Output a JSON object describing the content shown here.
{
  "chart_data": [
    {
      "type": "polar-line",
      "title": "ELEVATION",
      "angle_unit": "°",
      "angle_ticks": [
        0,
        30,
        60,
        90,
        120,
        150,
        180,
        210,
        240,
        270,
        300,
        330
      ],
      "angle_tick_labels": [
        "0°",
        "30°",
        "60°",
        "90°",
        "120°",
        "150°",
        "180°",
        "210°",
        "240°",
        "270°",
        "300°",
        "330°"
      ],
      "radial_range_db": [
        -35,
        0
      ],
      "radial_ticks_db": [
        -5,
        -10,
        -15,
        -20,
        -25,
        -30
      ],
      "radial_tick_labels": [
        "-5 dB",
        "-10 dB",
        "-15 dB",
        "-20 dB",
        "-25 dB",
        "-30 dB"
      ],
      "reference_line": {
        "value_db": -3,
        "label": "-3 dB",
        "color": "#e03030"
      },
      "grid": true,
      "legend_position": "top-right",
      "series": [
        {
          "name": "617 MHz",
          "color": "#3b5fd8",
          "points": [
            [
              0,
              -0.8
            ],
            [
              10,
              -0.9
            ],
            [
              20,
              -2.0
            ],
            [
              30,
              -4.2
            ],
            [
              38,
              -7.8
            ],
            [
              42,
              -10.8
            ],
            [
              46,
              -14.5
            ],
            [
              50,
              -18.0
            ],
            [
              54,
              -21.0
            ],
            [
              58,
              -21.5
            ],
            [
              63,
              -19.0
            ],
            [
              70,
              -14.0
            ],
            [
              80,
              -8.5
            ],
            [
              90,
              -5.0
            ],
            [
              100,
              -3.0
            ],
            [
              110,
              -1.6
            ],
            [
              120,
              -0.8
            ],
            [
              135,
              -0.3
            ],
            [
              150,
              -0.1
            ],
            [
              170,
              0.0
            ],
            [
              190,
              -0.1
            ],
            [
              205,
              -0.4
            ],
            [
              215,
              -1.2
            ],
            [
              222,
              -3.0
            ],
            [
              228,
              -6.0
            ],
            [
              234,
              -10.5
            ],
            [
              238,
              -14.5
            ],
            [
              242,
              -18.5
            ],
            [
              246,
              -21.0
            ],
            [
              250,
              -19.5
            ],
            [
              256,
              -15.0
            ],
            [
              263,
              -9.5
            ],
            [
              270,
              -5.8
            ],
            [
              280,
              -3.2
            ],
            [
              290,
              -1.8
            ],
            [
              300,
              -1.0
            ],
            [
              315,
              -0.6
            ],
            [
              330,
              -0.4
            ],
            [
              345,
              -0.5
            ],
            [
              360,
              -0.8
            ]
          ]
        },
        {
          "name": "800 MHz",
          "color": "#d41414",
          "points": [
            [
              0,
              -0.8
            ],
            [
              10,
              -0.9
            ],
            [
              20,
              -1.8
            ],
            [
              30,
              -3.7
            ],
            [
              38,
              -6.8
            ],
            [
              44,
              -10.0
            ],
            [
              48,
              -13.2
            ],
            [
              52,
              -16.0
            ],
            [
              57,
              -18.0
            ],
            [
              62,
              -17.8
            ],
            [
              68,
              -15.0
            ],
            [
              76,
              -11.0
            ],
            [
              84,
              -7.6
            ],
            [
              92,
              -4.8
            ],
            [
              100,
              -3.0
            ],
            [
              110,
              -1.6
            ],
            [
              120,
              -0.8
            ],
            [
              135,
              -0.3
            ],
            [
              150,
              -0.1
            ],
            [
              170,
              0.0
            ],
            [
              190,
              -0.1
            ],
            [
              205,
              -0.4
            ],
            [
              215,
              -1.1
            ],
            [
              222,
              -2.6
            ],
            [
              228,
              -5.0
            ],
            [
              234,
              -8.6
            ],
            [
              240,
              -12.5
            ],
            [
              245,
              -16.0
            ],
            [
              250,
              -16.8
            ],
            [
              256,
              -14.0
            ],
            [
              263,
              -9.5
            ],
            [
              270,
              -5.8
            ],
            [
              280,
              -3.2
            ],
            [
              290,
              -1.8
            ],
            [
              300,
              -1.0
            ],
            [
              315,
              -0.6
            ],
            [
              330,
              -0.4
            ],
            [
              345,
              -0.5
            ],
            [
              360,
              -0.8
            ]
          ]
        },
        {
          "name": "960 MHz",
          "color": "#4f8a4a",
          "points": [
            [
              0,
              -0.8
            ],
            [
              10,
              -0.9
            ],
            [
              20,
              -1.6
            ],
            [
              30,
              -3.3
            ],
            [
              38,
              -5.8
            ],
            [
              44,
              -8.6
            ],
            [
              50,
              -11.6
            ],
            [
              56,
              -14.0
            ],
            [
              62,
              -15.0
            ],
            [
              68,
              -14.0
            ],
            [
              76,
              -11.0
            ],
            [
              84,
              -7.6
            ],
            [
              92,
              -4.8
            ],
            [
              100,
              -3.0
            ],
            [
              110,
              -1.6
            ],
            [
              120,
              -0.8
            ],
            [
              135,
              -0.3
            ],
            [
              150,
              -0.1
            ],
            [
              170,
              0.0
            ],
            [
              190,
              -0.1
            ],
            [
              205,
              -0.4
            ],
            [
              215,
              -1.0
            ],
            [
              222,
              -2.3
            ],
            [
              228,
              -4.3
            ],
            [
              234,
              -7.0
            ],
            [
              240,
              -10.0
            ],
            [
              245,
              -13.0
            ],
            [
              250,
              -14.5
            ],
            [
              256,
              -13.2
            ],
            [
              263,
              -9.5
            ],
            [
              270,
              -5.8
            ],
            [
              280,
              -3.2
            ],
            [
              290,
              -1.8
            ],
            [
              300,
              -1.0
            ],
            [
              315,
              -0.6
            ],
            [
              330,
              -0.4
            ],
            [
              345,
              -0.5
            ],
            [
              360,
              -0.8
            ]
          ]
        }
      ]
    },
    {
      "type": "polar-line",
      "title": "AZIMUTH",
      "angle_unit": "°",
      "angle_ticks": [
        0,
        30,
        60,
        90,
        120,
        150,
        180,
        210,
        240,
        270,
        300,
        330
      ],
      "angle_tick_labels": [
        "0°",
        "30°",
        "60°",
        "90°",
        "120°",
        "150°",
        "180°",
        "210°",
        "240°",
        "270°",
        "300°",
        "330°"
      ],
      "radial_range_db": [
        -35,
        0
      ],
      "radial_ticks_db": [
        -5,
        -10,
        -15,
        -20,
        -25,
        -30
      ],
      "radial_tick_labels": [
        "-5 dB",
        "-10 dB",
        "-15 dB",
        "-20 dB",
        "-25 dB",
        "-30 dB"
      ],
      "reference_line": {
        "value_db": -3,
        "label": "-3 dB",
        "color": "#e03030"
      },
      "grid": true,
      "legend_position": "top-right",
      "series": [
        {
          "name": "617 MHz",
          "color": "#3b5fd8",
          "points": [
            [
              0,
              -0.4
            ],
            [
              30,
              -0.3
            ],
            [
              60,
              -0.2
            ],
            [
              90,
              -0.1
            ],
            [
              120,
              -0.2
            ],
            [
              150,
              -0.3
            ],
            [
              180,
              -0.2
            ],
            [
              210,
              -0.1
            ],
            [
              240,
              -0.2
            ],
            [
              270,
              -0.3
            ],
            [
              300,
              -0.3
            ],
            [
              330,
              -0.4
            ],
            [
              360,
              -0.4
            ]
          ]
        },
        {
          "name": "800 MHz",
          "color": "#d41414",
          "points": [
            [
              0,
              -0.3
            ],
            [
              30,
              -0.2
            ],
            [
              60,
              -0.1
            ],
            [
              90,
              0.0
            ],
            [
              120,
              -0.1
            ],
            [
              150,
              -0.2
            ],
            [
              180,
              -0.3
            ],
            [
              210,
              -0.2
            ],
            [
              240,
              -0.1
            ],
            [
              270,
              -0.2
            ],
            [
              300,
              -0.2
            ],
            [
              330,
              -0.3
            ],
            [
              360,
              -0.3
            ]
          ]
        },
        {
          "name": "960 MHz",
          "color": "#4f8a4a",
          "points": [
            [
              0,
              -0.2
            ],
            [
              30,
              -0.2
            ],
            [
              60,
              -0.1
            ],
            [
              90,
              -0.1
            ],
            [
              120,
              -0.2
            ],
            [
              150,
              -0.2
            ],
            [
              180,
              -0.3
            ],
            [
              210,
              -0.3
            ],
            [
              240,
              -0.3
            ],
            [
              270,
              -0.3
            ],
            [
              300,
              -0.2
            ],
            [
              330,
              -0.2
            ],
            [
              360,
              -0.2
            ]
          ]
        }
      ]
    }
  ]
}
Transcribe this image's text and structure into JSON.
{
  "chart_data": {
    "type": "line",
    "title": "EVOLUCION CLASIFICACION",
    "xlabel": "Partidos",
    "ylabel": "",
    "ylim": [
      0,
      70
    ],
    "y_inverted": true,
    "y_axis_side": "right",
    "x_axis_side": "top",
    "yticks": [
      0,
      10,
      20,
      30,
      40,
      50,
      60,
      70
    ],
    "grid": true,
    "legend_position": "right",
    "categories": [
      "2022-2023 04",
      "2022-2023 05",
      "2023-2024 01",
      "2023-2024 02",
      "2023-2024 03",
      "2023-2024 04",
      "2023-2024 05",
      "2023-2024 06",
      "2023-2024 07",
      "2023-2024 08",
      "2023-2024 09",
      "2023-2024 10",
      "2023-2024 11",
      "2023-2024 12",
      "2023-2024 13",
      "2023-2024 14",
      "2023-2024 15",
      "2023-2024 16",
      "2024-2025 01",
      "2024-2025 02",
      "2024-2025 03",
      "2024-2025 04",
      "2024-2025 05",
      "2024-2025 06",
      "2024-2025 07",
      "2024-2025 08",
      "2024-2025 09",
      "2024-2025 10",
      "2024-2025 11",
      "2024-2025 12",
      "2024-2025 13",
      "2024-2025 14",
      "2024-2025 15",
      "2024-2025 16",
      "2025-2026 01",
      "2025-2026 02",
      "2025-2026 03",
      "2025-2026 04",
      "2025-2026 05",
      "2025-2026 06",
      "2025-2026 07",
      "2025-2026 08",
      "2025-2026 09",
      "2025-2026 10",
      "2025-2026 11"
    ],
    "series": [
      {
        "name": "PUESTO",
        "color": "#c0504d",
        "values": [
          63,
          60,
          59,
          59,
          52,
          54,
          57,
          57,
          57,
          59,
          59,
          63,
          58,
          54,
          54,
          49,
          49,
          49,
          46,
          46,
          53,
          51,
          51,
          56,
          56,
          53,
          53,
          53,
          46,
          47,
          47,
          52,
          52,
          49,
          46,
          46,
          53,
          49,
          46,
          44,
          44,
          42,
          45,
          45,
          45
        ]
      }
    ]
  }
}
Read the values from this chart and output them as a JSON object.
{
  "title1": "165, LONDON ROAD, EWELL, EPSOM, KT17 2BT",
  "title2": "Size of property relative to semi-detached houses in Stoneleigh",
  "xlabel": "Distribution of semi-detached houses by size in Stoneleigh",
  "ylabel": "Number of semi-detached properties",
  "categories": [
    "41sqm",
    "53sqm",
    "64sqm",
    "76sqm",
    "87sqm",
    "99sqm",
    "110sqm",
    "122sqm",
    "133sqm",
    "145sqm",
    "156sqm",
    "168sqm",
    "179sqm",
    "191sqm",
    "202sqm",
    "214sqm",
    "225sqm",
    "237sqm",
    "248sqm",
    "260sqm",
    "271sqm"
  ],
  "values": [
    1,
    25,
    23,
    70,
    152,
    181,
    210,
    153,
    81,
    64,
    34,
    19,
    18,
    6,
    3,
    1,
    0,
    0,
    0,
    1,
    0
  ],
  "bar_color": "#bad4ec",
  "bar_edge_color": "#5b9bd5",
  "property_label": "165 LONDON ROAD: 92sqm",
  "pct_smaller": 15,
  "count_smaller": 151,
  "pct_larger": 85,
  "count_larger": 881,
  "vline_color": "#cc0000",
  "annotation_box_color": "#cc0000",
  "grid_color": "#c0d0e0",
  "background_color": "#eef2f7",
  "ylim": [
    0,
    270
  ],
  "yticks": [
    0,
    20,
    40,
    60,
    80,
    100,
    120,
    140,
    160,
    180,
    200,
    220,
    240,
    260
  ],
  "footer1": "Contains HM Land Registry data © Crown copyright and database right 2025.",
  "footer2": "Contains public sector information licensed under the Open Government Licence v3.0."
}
━━━━
Exercise objective
Check each line above for the word "ylabel" and copy the ones that have it.

Reply
    "ylabel": "",
  "ylabel": "Number of semi-detached properties",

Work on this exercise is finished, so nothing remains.